** BEGIN **

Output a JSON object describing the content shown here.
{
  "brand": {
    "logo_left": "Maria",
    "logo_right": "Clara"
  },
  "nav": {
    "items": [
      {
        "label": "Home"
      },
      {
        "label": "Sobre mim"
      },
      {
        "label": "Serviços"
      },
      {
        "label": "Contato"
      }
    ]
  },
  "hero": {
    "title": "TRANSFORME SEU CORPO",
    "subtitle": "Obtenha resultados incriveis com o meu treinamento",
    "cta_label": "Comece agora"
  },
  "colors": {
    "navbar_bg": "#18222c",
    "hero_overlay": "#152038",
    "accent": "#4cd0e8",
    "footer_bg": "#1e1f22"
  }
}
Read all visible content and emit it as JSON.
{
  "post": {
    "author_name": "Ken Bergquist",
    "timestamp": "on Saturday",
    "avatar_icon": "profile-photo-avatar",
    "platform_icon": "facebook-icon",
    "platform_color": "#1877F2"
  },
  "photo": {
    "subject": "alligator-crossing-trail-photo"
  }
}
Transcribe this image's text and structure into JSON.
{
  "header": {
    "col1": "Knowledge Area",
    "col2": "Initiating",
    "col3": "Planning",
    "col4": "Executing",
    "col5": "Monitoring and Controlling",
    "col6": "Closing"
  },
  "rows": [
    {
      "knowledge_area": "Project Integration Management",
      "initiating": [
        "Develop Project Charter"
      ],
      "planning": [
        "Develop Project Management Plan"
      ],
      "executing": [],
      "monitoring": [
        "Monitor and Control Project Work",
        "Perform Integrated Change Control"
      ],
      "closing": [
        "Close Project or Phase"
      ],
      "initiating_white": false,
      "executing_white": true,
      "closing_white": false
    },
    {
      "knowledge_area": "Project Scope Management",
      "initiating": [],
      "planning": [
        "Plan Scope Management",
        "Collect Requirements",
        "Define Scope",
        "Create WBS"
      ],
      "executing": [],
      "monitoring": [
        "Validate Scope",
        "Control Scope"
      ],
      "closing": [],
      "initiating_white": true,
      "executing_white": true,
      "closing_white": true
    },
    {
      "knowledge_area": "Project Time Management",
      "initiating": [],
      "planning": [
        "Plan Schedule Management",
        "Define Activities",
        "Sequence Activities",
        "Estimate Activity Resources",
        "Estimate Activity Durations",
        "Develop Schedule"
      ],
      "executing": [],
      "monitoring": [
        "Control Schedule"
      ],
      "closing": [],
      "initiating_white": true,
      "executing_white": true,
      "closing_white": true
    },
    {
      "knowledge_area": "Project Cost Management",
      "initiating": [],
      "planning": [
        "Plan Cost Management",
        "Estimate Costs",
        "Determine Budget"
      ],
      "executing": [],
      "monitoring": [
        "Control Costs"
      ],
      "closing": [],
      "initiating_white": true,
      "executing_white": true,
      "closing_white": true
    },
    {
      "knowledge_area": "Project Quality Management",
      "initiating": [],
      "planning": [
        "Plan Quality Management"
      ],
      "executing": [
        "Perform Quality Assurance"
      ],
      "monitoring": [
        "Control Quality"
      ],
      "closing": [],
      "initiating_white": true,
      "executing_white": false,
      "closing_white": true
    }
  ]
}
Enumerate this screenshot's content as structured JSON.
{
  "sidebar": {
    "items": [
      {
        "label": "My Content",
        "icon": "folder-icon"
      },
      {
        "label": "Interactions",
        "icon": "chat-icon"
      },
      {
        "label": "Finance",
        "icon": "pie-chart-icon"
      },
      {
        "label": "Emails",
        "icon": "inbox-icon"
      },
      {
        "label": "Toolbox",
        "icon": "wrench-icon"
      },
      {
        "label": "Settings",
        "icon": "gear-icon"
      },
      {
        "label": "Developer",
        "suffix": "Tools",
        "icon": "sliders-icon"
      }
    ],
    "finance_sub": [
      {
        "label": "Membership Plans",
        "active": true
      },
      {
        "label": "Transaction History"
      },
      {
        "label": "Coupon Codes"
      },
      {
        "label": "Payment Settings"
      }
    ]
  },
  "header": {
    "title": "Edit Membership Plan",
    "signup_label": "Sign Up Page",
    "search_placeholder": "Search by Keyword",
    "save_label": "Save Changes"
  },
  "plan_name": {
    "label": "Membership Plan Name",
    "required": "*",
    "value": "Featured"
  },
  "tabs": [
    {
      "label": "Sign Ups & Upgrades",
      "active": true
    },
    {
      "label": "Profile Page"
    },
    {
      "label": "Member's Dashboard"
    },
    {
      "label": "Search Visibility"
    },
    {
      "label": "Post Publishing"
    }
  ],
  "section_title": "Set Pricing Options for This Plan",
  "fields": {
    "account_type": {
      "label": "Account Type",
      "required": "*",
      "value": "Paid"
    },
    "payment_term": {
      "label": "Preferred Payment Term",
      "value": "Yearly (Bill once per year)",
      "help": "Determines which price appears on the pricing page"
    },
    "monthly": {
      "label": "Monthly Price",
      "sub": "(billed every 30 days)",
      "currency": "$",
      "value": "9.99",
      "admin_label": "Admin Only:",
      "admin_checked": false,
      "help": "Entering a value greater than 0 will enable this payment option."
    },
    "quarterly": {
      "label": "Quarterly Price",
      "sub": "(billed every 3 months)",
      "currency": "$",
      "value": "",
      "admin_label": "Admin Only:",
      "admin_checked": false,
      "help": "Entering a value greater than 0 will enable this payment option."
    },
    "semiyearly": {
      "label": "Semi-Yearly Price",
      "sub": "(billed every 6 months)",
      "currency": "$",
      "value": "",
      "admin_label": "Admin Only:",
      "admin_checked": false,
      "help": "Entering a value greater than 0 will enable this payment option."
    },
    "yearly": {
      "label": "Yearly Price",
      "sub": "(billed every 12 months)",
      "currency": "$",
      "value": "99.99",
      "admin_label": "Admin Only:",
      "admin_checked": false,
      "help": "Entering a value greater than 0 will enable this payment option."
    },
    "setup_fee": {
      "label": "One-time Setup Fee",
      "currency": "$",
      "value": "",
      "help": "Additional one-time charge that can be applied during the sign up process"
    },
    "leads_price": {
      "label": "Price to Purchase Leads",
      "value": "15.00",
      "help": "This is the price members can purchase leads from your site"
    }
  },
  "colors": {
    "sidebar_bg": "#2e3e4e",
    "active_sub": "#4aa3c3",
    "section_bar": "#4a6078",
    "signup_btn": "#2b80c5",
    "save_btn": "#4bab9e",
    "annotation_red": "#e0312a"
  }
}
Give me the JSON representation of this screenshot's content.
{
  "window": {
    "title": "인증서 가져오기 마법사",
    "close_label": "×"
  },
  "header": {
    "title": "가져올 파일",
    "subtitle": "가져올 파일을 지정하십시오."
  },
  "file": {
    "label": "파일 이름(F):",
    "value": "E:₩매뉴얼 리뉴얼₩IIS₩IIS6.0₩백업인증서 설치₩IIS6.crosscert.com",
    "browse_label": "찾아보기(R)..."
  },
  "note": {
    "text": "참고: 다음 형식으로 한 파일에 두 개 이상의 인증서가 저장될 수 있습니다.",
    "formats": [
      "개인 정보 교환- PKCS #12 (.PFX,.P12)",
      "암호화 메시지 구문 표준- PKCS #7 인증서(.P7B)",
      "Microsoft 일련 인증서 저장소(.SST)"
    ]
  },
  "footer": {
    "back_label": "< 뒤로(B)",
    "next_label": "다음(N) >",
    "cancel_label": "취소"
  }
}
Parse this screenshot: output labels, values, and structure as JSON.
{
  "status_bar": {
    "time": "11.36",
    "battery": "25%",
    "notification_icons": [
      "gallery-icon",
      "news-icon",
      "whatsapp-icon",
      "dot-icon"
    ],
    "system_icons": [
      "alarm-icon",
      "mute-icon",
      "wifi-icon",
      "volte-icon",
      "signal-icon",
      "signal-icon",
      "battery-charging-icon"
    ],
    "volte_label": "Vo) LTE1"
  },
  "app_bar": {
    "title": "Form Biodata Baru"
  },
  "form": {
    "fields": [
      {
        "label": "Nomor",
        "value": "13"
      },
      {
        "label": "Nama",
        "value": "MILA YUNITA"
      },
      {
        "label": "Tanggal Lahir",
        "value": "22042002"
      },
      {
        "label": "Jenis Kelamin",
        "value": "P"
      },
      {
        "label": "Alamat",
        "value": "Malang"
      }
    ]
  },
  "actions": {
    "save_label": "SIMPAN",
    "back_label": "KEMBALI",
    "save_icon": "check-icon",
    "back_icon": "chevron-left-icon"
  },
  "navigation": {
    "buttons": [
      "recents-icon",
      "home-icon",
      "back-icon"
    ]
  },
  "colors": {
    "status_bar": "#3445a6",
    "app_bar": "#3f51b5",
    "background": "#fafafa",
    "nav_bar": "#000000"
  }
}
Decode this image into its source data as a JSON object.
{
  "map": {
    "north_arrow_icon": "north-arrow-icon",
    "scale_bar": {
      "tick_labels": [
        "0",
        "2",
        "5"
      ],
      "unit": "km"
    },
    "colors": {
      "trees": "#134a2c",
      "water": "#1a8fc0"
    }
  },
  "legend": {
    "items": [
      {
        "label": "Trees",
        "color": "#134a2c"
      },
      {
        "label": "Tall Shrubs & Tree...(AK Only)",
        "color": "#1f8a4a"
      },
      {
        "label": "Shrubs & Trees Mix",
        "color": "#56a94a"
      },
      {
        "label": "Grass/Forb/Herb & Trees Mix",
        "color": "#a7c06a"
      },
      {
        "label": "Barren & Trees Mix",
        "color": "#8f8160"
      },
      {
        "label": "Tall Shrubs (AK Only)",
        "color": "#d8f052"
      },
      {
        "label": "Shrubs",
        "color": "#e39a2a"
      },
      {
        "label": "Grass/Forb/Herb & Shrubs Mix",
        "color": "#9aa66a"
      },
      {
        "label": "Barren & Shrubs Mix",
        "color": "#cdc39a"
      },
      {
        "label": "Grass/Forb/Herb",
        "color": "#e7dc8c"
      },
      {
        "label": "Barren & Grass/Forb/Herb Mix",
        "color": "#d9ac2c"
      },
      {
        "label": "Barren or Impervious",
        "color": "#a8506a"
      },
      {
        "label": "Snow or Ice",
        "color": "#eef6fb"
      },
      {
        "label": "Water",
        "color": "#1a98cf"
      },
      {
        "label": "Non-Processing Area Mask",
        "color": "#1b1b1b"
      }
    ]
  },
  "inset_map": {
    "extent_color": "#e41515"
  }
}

** END **

OBJECTIVE
Compute how many lines include the string "subtitle", then give that number by itself.

EXERCISE RESPONSE
2